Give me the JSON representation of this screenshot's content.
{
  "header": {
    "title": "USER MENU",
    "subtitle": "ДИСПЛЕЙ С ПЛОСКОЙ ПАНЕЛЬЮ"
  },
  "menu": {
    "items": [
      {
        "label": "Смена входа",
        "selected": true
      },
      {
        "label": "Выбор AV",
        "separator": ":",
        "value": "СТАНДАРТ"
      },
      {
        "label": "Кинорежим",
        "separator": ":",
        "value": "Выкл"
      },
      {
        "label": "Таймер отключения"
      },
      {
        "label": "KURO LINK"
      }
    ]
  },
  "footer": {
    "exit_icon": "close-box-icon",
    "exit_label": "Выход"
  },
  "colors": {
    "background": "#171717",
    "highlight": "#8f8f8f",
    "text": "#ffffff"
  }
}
- - -
> Written task
All of the data must be returned exactly.

> Correct response
Give me the JSON representation of this screenshot's content.
{
  "header": {
    "title": "USER MENU",
    "subtitle": "ДИСПЛЕЙ С ПЛОСКОЙ ПАНЕЛЬЮ"
  },
  "menu": {
    "items": [
      {
        "label": "Смена входа",
        "selected": true
      },
      {
        "label": "Выбор AV",
        "separator": ":",
        "value": "СТАНДАРТ"
      },
      {
        "label": "Кинорежим",
        "separator": ":",
        "value": "Выкл"
      },
      {
        "label": "Таймер отключения"
      },
      {
        "label": "KURO LINK"
      }
    ]
  },
  "footer": {
    "exit_icon": "close-box-icon",
    "exit_label": "Выход"
  },
  "colors": {
    "background": "#171717",
    "highlight": "#8f8f8f",
    "text": "#ffffff"
  }
}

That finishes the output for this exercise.